━━ RECORDS FOR PROCESSING ━━
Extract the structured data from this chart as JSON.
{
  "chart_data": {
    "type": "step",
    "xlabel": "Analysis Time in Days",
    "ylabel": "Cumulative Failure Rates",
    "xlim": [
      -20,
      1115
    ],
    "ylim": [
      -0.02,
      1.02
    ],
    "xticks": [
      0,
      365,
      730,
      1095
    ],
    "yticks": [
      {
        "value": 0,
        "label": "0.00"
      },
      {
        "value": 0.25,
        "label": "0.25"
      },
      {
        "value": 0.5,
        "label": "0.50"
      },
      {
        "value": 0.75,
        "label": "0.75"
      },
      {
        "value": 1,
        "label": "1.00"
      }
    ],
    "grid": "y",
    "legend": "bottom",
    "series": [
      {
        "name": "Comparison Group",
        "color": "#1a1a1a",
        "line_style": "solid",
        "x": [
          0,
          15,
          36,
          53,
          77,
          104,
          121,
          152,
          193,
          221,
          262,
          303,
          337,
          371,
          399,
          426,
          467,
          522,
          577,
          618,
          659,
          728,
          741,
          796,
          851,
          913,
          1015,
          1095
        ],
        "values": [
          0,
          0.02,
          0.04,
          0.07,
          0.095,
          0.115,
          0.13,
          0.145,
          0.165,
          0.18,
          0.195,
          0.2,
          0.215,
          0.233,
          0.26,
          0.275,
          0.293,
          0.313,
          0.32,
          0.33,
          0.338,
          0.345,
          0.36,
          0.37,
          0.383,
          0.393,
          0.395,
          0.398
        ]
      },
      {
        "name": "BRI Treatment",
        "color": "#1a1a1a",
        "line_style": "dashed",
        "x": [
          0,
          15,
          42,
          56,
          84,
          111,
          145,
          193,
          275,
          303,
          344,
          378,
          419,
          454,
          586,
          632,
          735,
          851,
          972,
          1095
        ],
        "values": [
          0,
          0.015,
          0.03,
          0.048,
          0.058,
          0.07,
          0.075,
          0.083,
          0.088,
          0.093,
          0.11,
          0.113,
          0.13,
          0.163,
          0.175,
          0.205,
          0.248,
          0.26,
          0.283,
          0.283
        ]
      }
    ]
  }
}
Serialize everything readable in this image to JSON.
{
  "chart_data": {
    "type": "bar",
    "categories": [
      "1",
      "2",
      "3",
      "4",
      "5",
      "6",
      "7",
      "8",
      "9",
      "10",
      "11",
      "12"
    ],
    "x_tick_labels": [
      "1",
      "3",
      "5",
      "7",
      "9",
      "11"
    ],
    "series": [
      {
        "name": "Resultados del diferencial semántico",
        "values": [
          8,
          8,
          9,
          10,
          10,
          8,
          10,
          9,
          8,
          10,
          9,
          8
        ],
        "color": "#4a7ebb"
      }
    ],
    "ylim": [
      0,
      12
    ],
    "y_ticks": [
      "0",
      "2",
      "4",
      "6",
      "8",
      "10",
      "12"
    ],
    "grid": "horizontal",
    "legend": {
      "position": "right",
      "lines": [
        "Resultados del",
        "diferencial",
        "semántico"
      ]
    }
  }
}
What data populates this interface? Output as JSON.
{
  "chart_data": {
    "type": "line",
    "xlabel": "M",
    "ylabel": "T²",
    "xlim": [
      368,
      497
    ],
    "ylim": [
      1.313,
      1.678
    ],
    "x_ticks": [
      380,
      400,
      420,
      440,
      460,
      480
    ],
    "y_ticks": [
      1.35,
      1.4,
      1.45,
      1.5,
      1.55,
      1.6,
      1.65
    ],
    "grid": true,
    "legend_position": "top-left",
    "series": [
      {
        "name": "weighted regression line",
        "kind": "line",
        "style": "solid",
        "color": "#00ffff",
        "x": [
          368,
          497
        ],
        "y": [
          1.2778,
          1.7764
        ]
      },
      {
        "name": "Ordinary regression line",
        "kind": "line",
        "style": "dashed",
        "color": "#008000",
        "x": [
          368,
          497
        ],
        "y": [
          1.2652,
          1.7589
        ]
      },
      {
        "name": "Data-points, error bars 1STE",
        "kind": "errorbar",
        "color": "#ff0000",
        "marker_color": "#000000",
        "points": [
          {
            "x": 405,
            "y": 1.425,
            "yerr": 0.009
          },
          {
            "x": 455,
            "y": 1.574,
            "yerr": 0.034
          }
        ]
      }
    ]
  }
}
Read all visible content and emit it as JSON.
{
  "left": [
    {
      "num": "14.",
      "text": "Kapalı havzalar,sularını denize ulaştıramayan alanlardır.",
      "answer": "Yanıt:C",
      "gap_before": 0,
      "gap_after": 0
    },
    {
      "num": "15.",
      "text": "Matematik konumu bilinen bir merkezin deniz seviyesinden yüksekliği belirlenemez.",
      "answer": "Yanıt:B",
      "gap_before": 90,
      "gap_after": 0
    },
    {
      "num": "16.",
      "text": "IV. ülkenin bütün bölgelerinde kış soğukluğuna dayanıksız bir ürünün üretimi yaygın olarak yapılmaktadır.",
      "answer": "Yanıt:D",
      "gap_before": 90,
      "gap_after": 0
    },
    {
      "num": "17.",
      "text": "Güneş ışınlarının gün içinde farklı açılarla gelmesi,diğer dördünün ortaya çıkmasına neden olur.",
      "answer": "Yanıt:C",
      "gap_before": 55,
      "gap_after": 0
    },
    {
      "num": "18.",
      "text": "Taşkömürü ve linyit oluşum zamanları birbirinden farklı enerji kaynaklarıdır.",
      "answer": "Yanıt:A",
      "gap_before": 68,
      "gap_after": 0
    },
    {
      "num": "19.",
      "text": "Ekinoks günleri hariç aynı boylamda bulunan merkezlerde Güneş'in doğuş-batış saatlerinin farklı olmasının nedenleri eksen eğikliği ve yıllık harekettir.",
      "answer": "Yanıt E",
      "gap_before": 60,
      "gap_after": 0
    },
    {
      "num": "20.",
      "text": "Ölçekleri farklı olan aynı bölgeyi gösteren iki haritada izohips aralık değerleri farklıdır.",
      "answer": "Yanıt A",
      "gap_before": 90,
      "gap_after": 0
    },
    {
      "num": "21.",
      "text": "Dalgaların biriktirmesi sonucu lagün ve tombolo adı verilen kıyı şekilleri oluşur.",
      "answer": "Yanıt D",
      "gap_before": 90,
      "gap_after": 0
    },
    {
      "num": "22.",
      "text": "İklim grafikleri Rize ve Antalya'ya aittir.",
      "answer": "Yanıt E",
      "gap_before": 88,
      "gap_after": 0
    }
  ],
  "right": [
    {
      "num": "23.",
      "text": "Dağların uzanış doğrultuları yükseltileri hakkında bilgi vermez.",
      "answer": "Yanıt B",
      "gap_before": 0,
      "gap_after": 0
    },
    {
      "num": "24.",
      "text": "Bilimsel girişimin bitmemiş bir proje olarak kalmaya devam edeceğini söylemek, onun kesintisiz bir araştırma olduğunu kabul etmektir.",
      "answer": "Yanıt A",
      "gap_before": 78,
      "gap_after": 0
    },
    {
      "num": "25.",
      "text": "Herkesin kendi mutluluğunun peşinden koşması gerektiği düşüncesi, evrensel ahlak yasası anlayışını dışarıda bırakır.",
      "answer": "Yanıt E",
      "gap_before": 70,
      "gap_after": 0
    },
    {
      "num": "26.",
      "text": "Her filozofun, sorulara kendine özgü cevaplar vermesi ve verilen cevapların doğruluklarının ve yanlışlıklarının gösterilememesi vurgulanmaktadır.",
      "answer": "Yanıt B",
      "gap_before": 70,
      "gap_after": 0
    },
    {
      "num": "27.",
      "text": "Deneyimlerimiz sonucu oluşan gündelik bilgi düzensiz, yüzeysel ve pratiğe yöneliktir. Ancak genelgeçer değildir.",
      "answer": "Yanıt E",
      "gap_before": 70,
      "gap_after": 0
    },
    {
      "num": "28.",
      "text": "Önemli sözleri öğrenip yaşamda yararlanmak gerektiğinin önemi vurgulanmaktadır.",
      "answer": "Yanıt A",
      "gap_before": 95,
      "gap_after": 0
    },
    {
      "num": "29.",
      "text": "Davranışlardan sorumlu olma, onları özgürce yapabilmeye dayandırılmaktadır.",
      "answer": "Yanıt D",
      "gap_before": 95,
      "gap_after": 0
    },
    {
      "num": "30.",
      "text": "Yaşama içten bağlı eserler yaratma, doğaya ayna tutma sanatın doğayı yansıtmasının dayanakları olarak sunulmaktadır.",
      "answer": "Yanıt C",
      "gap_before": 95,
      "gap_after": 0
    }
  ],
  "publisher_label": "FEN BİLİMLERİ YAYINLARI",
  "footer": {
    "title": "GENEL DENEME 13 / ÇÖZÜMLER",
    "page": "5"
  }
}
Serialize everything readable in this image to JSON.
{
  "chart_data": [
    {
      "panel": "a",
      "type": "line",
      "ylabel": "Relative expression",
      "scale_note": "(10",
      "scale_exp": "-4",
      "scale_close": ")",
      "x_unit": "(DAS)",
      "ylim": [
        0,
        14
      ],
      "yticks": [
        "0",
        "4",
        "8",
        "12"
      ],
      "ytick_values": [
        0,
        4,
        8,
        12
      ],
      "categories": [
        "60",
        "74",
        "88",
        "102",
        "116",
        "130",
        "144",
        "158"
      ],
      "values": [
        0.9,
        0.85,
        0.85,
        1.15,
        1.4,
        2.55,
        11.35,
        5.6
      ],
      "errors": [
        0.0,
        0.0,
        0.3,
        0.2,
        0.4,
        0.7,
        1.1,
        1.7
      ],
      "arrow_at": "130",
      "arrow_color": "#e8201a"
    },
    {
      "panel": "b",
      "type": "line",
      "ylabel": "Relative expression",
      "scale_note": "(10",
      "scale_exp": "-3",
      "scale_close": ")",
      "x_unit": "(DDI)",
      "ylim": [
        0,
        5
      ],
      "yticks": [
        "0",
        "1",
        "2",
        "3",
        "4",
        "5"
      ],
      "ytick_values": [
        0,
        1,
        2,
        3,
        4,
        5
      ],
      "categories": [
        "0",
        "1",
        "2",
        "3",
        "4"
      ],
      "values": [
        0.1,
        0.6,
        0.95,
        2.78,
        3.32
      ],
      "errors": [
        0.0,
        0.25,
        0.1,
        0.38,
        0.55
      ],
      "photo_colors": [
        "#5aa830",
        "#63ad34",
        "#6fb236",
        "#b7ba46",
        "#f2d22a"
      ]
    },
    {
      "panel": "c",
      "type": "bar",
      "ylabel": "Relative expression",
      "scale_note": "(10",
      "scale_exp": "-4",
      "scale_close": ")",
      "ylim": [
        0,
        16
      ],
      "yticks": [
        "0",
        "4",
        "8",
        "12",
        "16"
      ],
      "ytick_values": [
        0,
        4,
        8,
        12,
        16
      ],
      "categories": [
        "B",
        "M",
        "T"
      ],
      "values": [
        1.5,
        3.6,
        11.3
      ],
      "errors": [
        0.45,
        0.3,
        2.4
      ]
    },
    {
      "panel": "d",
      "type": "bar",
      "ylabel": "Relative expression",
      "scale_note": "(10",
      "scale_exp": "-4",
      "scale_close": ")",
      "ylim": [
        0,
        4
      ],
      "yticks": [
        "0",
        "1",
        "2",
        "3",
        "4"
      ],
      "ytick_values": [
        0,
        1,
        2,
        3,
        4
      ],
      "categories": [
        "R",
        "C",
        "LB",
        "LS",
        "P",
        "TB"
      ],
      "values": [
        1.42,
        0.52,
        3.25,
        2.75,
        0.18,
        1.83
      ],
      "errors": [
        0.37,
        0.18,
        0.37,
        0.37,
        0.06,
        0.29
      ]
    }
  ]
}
━━━
▸ **WORK INSTRUCTIONS**: Select all lines in the listing that include the word "xlabel".

▸ **SOLUTION TO THIS EXERCISE**:
    "xlabel": "Analysis Time in Days",
    "xlabel": "M",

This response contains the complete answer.